━━━━━ Dataset records ━━━━━

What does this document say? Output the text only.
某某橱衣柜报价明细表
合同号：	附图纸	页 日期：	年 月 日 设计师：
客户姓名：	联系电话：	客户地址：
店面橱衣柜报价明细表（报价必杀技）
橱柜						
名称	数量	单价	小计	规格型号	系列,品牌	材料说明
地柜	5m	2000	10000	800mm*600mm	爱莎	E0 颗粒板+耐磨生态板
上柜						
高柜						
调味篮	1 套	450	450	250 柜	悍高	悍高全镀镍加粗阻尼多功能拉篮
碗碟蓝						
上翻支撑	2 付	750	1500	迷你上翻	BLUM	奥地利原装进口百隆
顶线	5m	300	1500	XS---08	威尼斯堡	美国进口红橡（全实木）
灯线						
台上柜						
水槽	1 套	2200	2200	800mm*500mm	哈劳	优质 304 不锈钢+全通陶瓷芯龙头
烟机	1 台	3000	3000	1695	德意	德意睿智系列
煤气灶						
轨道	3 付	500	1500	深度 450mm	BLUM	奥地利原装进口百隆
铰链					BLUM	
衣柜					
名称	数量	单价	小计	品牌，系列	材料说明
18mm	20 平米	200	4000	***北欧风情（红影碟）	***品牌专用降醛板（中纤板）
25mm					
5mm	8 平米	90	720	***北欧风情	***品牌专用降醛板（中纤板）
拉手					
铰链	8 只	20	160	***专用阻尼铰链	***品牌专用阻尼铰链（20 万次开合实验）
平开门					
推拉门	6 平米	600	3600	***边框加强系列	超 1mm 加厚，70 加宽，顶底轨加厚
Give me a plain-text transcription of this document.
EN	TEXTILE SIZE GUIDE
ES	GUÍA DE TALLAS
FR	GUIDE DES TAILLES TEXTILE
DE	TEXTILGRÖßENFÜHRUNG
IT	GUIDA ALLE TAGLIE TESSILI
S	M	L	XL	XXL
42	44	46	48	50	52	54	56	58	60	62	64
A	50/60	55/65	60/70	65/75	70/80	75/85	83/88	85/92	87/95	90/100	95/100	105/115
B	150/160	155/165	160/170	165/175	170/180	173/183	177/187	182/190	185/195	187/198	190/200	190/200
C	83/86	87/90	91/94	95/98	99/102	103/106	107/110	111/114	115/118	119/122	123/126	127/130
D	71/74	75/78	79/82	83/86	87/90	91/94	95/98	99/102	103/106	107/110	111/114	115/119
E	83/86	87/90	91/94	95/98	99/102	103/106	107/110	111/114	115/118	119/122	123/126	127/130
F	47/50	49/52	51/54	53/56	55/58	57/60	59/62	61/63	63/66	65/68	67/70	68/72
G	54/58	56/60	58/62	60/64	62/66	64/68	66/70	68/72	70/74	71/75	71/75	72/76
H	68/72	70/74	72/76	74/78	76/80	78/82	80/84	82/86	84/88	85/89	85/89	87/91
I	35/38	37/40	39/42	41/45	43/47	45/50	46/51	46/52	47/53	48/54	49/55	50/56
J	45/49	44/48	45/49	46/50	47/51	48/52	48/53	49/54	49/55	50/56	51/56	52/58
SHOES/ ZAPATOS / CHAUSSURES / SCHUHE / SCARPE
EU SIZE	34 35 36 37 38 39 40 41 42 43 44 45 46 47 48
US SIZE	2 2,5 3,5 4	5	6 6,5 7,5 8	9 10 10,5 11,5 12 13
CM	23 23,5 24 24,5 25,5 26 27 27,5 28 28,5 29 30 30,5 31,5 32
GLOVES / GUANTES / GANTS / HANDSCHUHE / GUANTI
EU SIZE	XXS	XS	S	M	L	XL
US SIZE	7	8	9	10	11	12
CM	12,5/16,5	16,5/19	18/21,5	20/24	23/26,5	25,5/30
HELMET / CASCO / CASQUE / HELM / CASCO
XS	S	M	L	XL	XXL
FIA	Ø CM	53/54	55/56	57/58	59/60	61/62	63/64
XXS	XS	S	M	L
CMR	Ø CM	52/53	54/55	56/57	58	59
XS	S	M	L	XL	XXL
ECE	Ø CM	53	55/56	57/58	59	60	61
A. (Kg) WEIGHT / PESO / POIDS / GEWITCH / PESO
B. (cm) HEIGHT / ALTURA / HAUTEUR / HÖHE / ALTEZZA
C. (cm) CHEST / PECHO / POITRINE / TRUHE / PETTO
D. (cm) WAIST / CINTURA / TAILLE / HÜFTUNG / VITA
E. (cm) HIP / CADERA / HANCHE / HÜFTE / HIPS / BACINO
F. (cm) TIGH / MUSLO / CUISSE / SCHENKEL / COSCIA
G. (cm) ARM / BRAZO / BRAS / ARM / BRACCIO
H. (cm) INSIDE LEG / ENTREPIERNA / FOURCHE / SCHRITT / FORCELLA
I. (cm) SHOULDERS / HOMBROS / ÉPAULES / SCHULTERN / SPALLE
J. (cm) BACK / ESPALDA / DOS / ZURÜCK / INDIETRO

━━━━━

→ Stated problem:
Copy out every entry again, exactly as it was given.

→ Complete response:
What does this document say? Output the text only.
某某橱衣柜报价明细表
合同号：	附图纸	页 日期：	年 月 日 设计师：
客户姓名：	联系电话：	客户地址：
店面橱衣柜报价明细表（报价必杀技）
橱柜						
名称	数量	单价	小计	规格型号	系列,品牌	材料说明
地柜	5m	2000	10000	800mm*600mm	爱莎	E0 颗粒板+耐磨生态板
上柜						
高柜						
调味篮	1 套	450	450	250 柜	悍高	悍高全镀镍加粗阻尼多功能拉篮
碗碟蓝						
上翻支撑	2 付	750	1500	迷你上翻	BLUM	奥地利原装进口百隆
顶线	5m	300	1500	XS---08	威尼斯堡	美国进口红橡（全实木）
灯线						
台上柜						
水槽	1 套	2200	2200	800mm*500mm	哈劳	优质 304 不锈钢+全通陶瓷芯龙头
烟机	1 台	3000	3000	1695	德意	德意睿智系列
煤气灶						
轨道	3 付	500	1500	深度 450mm	BLUM	奥地利原装进口百隆
铰链					BLUM	
衣柜					
名称	数量	单价	小计	品牌，系列	材料说明
18mm	20 平米	200	4000	***北欧风情（红影碟）	***品牌专用降醛板（中纤板）
25mm					
5mm	8 平米	90	720	***北欧风情	***品牌专用降醛板（中纤板）
拉手					
铰链	8 只	20	160	***专用阻尼铰链	***品牌专用阻尼铰链（20 万次开合实验）
平开门					
推拉门	6 平米	600	3600	***边框加强系列	超 1mm 加厚，70 加宽，顶底轨加厚
Give me a plain-text transcription of this document.
EN	TEXTILE SIZE GUIDE
ES	GUÍA DE TALLAS
FR	GUIDE DES TAILLES TEXTILE
DE	TEXTILGRÖßENFÜHRUNG
IT	GUIDA ALLE TAGLIE TESSILI
S	M	L	XL	XXL
42	44	46	48	50	52	54	56	58	60	62	64
A	50/60	55/65	60/70	65/75	70/80	75/85	83/88	85/92	87/95	90/100	95/100	105/115
B	150/160	155/165	160/170	165/175	170/180	173/183	177/187	182/190	185/195	187/198	190/200	190/200
C	83/86	87/90	91/94	95/98	99/102	103/106	107/110	111/114	115/118	119/122	123/126	127/130
D	71/74	75/78	79/82	83/86	87/90	91/94	95/98	99/102	103/106	107/110	111/114	115/119
E	83/86	87/90	91/94	95/98	99/102	103/106	107/110	111/114	115/118	119/122	123/126	127/130
F	47/50	49/52	51/54	53/56	55/58	57/60	59/62	61/63	63/66	65/68	67/70	68/72
G	54/58	56/60	58/62	60/64	62/66	64/68	66/70	68/72	70/74	71/75	71/75	72/76
H	68/72	70/74	72/76	74/78	76/80	78/82	80/84	82/86	84/88	85/89	85/89	87/91
I	35/38	37/40	39/42	41/45	43/47	45/50	46/51	46/52	47/53	48/54	49/55	50/56
J	45/49	44/48	45/49	46/50	47/51	48/52	48/53	49/54	49/55	50/56	51/56	52/58
SHOES/ ZAPATOS / CHAUSSURES / SCHUHE / SCARPE
EU SIZE	34 35 36 37 38 39 40 41 42 43 44 45 46 47 48
US SIZE	2 2,5 3,5 4	5	6 6,5 7,5 8	9 10 10,5 11,5 12 13
CM	23 23,5 24 24,5 25,5 26 27 27,5 28 28,5 29 30 30,5 31,5 32
GLOVES / GUANTES / GANTS / HANDSCHUHE / GUANTI
EU SIZE	XXS	XS	S	M	L	XL
US SIZE	7	8	9	10	11	12
CM	12,5/16,5	16,5/19	18/21,5	20/24	23/26,5	25,5/30
HELMET / CASCO / CASQUE / HELM / CASCO
XS	S	M	L	XL	XXL
FIA	Ø CM	53/54	55/56	57/58	59/60	61/62	63/64
XXS	XS	S	M	L
CMR	Ø CM	52/53	54/55	56/57	58	59
XS	S	M	L	XL	XXL
ECE	Ø CM	53	55/56	57/58	59	60	61
A. (Kg) WEIGHT / PESO / POIDS / GEWITCH / PESO
B. (cm) HEIGHT / ALTURA / HAUTEUR / HÖHE / ALTEZZA
C. (cm) CHEST / PECHO / POITRINE / TRUHE / PETTO
D. (cm) WAIST / CINTURA / TAILLE / HÜFTUNG / VITA
E. (cm) HIP / CADERA / HANCHE / HÜFTE / HIPS / BACINO
F. (cm) TIGH / MUSLO / CUISSE / SCHENKEL / COSCIA
G. (cm) ARM / BRAZO / BRAS / ARM / BRACCIO
H. (cm) INSIDE LEG / ENTREPIERNA / FOURCHE / SCHRITT / FORCELLA
I. (cm) SHOULDERS / HOMBROS / ÉPAULES / SCHULTERN / SPALLE
J. (cm) BACK / ESPALDA / DOS / ZURÜCK / INDIETRO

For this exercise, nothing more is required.